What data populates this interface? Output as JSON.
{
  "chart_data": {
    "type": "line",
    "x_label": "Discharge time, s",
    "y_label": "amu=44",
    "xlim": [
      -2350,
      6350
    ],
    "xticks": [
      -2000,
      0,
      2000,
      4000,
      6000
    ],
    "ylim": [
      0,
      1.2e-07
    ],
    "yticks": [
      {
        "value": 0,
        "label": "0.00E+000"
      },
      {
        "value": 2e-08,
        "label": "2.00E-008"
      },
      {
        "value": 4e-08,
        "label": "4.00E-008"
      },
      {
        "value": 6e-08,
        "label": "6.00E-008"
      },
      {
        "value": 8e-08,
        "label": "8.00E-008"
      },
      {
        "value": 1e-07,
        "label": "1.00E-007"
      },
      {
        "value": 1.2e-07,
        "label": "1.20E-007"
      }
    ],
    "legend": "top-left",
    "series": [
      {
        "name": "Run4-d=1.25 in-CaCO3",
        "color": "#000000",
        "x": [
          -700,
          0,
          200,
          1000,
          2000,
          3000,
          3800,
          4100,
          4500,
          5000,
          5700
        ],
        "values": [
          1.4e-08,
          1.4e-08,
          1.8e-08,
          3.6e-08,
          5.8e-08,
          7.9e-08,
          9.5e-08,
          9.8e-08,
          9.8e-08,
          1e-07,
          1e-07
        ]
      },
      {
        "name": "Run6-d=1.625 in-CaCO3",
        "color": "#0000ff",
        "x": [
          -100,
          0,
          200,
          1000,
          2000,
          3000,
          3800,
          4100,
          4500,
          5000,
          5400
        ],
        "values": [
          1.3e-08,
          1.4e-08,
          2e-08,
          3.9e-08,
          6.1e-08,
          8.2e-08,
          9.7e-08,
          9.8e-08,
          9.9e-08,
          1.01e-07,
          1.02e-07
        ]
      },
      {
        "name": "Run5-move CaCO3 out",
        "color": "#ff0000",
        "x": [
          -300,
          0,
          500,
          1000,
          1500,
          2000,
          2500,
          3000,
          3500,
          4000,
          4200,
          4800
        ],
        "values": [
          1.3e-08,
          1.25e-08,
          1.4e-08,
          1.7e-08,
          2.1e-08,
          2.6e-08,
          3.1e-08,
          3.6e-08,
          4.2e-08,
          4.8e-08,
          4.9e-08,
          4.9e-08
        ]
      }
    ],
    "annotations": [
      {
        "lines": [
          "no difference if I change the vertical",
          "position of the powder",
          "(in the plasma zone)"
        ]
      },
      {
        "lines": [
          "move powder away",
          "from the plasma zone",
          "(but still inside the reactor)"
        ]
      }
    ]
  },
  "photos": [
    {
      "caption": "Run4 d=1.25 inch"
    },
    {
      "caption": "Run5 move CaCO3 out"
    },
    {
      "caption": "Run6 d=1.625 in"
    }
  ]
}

● **THE EXERCISE**:
Set down the listing in full, keeping every word exactly as it is.

● **FULL SOLUTION**:
What data populates this interface? Output as JSON.
{
  "chart_data": {
    "type": "line",
    "x_label": "Discharge time, s",
    "y_label": "amu=44",
    "xlim": [
      -2350,
      6350
    ],
    "xticks": [
      -2000,
      0,
      2000,
      4000,
      6000
    ],
    "ylim": [
      0,
      1.2e-07
    ],
    "yticks": [
      {
        "value": 0,
        "label": "0.00E+000"
      },
      {
        "value": 2e-08,
        "label": "2.00E-008"
      },
      {
        "value": 4e-08,
        "label": "4.00E-008"
      },
      {
        "value": 6e-08,
        "label": "6.00E-008"
      },
      {
        "value": 8e-08,
        "label": "8.00E-008"
      },
      {
        "value": 1e-07,
        "label": "1.00E-007"
      },
      {
        "value": 1.2e-07,
        "label": "1.20E-007"
      }
    ],
    "legend": "top-left",
    "series": [
      {
        "name": "Run4-d=1.25 in-CaCO3",
        "color": "#000000",
        "x": [
          -700,
          0,
          200,
          1000,
          2000,
          3000,
          3800,
          4100,
          4500,
          5000,
          5700
        ],
        "values": [
          1.4e-08,
          1.4e-08,
          1.8e-08,
          3.6e-08,
          5.8e-08,
          7.9e-08,
          9.5e-08,
          9.8e-08,
          9.8e-08,
          1e-07,
          1e-07
        ]
      },
      {
        "name": "Run6-d=1.625 in-CaCO3",
        "color": "#0000ff",
        "x": [
          -100,
          0,
          200,
          1000,
          2000,
          3000,
          3800,
          4100,
          4500,
          5000,
          5400
        ],
        "values": [
          1.3e-08,
          1.4e-08,
          2e-08,
          3.9e-08,
          6.1e-08,
          8.2e-08,
          9.7e-08,
          9.8e-08,
          9.9e-08,
          1.01e-07,
          1.02e-07
        ]
      },
      {
        "name": "Run5-move CaCO3 out",
        "color": "#ff0000",
        "x": [
          -300,
          0,
          500,
          1000,
          1500,
          2000,
          2500,
          3000,
          3500,
          4000,
          4200,
          4800
        ],
        "values": [
          1.3e-08,
          1.25e-08,
          1.4e-08,
          1.7e-08,
          2.1e-08,
          2.6e-08,
          3.1e-08,
          3.6e-08,
          4.2e-08,
          4.8e-08,
          4.9e-08,
          4.9e-08
        ]
      }
    ],
    "annotations": [
      {
        "lines": [
          "no difference if I change the vertical",
          "position of the powder",
          "(in the plasma zone)"
        ]
      },
      {
        "lines": [
          "move powder away",
          "from the plasma zone",
          "(but still inside the reactor)"
        ]
      }
    ]
  },
  "photos": [
    {
      "caption": "Run4 d=1.25 inch"
    },
    {
      "caption": "Run5 move CaCO3 out"
    },
    {
      "caption": "Run6 d=1.625 in"
    }
  ]
}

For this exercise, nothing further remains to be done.